*WHAT THE EXERCISE ASKS*.
Reproduce the listing exactly, with no pictures in your copy.

*INPUT MATERIAL*.
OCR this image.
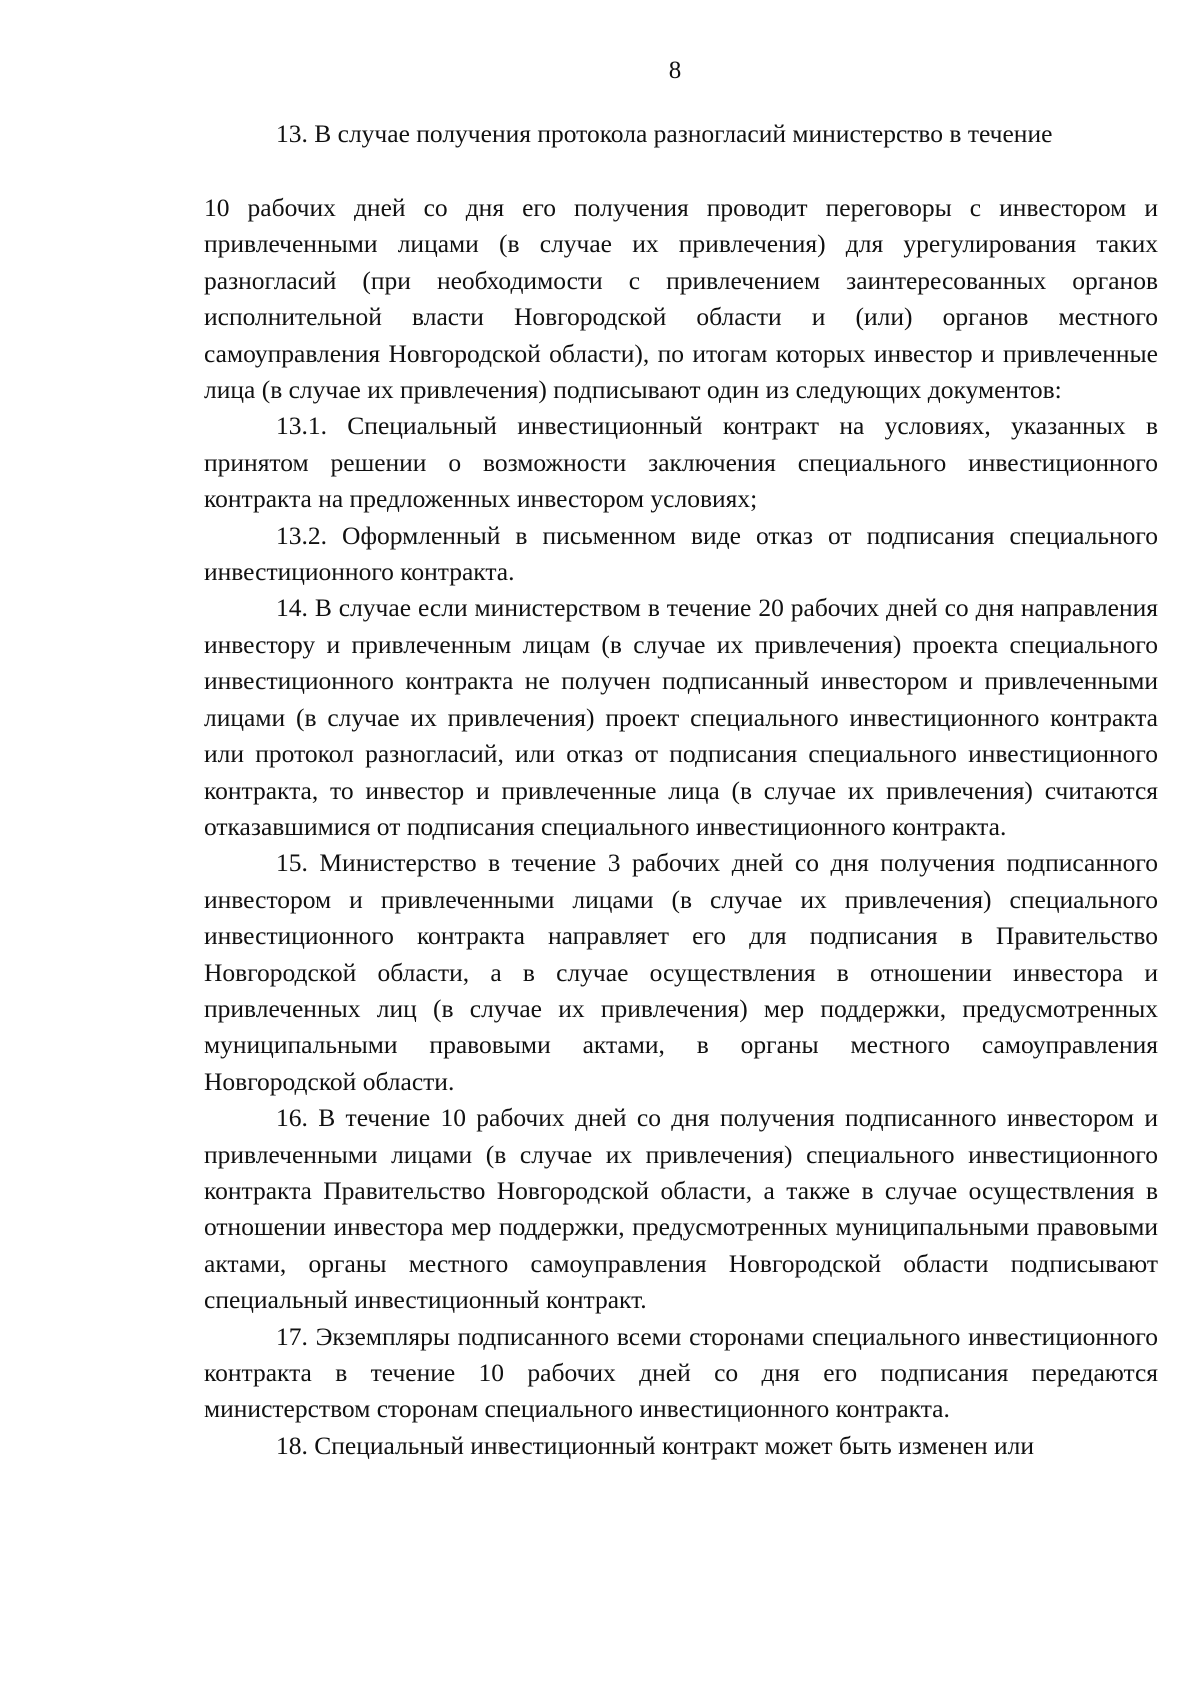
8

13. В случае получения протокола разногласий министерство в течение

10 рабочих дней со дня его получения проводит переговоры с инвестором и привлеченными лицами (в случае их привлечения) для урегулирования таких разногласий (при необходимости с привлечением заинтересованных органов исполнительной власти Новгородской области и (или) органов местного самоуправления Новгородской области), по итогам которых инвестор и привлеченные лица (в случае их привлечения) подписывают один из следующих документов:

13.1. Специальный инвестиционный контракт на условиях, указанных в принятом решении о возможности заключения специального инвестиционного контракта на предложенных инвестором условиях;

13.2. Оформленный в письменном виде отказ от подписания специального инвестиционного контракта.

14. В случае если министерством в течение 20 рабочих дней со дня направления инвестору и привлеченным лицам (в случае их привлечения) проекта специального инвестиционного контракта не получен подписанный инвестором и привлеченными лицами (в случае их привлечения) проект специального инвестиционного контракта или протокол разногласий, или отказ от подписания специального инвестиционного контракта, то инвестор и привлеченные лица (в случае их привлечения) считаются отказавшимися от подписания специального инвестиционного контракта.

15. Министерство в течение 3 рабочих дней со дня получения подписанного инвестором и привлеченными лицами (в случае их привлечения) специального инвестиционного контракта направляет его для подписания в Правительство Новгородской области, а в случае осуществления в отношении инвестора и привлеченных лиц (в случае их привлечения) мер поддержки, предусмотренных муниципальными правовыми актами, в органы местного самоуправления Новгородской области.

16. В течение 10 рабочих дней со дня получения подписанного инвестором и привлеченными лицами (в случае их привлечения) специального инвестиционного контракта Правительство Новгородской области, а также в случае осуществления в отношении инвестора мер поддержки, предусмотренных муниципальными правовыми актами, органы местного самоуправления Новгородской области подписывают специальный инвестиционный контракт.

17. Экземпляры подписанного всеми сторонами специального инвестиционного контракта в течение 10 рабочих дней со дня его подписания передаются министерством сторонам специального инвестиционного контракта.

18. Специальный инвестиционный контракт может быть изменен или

*WRITTEN RESPONSE*.
OCR this image.
8

13. В случае получения протокола разногласий министерство в течение

10 рабочих дней со дня его получения проводит переговоры с инвестором и привлеченными лицами (в случае их привлечения) для урегулирования таких разногласий (при необходимости с привлечением заинтересованных органов исполнительной власти Новгородской области и (или) органов местного самоуправления Новгородской области), по итогам которых инвестор и привлеченные лица (в случае их привлечения) подписывают один из следующих документов:

13.1. Специальный инвестиционный контракт на условиях, указанных в принятом решении о возможности заключения специального инвестиционного контракта на предложенных инвестором условиях;

13.2. Оформленный в письменном виде отказ от подписания специального инвестиционного контракта.

14. В случае если министерством в течение 20 рабочих дней со дня направления инвестору и привлеченным лицам (в случае их привлечения) проекта специального инвестиционного контракта не получен подписанный инвестором и привлеченными лицами (в случае их привлечения) проект специального инвестиционного контракта или протокол разногласий, или отказ от подписания специального инвестиционного контракта, то инвестор и привлеченные лица (в случае их привлечения) считаются отказавшимися от подписания специального инвестиционного контракта.

15. Министерство в течение 3 рабочих дней со дня получения подписанного инвестором и привлеченными лицами (в случае их привлечения) специального инвестиционного контракта направляет его для подписания в Правительство Новгородской области, а в случае осуществления в отношении инвестора и привлеченных лиц (в случае их привлечения) мер поддержки, предусмотренных муниципальными правовыми актами, в органы местного самоуправления Новгородской области.

16. В течение 10 рабочих дней со дня получения подписанного инвестором и привлеченными лицами (в случае их привлечения) специального инвестиционного контракта Правительство Новгородской области, а также в случае осуществления в отношении инвестора мер поддержки, предусмотренных муниципальными правовыми актами, органы местного самоуправления Новгородской области подписывают специальный инвестиционный контракт.

17. Экземпляры подписанного всеми сторонами специального инвестиционного контракта в течение 10 рабочих дней со дня его подписания передаются министерством сторонам специального инвестиционного контракта.

18. Специальный инвестиционный контракт может быть изменен или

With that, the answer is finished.